» TEXT TO READ:
— start —
We call them shooting stars; we make wishes when we see them and we blame both good and bad luck on their presence, but meteors should be more than a trivialized, random bit of nature in our lives. Similar to other storied forces of nature, meteors have a duality about them that allows for stunning displays of beauty to mask the power of world-ending destructive force.
Wish Upon a Star
(images via astronet, jkforum, aresauburn)
Entire frameworks of mythology have been founded upon the idea that iron came down to man from above, as a gift from the gods. At first glance the idea seems silly, and we even wonder just how people came up with that idea. On deeper examination, historians and anthropological paleontologists have come to the now-obvious point that, while the ancients may have been primitive, they weren’t idiots. They were able to recognize that the globs of iron they found in craters fell from the sky, and they watched the stars incessantly. At that point in our early years, it was only a matter of simple deduction to figure out that gods above us were trying to help us out, since we didn’t yet have the knowledge to smelt iron. One can’t help but note that it must have been even more beautiful to watch a meteor shower, with zero light-pollution or smog, all the while thinking it was the direct work of gods.
— end —
» DATASET EXTRACT:
— start —
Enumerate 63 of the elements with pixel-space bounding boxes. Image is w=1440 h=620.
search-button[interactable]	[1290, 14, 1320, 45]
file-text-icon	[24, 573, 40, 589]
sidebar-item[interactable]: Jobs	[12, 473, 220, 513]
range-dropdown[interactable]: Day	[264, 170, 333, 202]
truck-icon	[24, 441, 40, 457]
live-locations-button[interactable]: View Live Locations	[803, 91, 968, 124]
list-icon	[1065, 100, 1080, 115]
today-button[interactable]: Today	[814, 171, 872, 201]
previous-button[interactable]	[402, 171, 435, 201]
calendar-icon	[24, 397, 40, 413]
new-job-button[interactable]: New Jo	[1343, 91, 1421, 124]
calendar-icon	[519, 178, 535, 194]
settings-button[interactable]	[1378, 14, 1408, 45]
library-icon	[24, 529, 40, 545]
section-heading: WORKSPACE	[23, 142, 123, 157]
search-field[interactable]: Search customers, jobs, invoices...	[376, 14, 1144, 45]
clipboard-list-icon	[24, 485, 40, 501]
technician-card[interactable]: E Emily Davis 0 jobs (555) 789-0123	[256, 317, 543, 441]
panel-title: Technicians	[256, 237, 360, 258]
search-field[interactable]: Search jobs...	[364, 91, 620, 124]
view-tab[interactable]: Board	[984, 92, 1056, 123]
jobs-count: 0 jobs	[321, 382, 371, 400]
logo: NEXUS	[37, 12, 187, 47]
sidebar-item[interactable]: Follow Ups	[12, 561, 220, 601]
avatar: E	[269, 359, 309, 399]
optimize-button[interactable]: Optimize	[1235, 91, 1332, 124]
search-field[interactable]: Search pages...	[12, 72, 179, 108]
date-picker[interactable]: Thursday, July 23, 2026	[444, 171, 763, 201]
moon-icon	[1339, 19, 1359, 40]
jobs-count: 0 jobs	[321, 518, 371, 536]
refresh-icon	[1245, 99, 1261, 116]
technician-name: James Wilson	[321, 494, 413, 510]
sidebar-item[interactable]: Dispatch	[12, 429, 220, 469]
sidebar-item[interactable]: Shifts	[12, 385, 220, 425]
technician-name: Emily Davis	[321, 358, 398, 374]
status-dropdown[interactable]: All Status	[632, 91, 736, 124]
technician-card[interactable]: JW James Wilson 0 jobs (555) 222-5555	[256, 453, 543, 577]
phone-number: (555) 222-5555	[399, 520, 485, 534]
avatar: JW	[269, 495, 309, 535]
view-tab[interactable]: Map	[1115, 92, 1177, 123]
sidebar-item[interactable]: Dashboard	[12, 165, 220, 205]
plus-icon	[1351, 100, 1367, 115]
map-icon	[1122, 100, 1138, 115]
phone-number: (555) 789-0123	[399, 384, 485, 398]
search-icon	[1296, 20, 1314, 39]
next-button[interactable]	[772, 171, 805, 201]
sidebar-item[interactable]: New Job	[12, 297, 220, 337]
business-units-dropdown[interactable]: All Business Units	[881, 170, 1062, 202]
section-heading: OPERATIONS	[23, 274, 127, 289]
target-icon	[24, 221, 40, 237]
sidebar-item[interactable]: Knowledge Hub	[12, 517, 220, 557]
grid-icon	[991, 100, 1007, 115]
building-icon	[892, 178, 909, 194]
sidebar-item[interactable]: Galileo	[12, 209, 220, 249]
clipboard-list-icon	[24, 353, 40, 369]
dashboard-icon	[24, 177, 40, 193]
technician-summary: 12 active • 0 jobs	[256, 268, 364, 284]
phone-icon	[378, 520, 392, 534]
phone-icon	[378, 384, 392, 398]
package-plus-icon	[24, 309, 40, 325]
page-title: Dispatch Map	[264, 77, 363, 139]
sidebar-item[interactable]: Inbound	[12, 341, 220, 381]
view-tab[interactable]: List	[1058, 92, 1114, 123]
— end —
» PROBLEM TO WORK ON: Could you reproduce the passage on meteors word for word, starting with "We call them" and going on through "astronet, jkforum, aresauburn)"?

» CORRECT OUTPUT:
We call them shooting stars; we make wishes when we see them and we blame both good and bad luck on their presence, but meteors should be more than a trivialized, random bit of nature in our lives. Similar to other storied forces of nature, meteors have a duality about them that allows for stunning displays of beauty to mask the power of world-ending destructive force.
Wish Upon a Star
(images via astronet, jkforum, aresauburn)